Directions: State the number of lines that include the string "libcrypto", and write nothing else.

Dataset extract:
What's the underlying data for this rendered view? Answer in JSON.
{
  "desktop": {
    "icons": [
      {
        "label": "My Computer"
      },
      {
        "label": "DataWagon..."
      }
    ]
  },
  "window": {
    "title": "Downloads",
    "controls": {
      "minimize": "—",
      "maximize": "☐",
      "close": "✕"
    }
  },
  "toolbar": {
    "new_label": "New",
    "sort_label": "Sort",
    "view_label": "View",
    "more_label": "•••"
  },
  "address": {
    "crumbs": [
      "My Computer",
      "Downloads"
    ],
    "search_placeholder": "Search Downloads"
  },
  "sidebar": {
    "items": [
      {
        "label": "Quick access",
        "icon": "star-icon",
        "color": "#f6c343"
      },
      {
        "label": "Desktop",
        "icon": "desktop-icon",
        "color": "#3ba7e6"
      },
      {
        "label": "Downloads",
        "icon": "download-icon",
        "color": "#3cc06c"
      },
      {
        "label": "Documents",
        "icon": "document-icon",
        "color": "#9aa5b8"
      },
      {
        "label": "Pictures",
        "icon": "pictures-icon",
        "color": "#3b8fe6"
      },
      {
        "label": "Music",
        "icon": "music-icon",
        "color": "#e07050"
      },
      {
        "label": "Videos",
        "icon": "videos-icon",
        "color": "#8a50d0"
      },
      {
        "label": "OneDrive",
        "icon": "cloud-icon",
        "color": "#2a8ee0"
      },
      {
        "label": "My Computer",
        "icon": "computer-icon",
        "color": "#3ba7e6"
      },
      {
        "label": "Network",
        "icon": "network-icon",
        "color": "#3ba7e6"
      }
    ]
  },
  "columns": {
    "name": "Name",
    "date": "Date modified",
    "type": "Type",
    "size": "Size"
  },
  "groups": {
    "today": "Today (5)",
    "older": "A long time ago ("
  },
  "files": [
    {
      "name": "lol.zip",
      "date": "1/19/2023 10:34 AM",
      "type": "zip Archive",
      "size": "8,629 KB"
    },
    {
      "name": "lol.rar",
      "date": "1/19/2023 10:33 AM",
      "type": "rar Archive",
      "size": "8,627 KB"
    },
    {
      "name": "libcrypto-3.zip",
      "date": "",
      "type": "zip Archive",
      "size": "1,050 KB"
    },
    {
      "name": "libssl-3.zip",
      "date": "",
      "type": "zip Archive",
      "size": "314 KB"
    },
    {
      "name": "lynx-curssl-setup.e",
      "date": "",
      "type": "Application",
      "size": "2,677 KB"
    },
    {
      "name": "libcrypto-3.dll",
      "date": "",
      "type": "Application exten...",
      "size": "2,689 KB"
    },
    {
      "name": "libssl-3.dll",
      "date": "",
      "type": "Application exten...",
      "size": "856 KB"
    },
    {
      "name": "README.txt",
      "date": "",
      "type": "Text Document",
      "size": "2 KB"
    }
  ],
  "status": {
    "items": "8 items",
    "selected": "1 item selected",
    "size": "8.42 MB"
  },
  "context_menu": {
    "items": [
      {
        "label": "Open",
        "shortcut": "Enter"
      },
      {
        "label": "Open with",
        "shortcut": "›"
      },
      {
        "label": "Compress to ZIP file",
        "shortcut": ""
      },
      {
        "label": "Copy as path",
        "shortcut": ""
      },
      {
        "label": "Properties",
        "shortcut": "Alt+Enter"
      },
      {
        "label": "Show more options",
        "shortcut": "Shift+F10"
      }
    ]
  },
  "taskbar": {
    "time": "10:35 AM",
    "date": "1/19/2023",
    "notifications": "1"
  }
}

Written solution: 2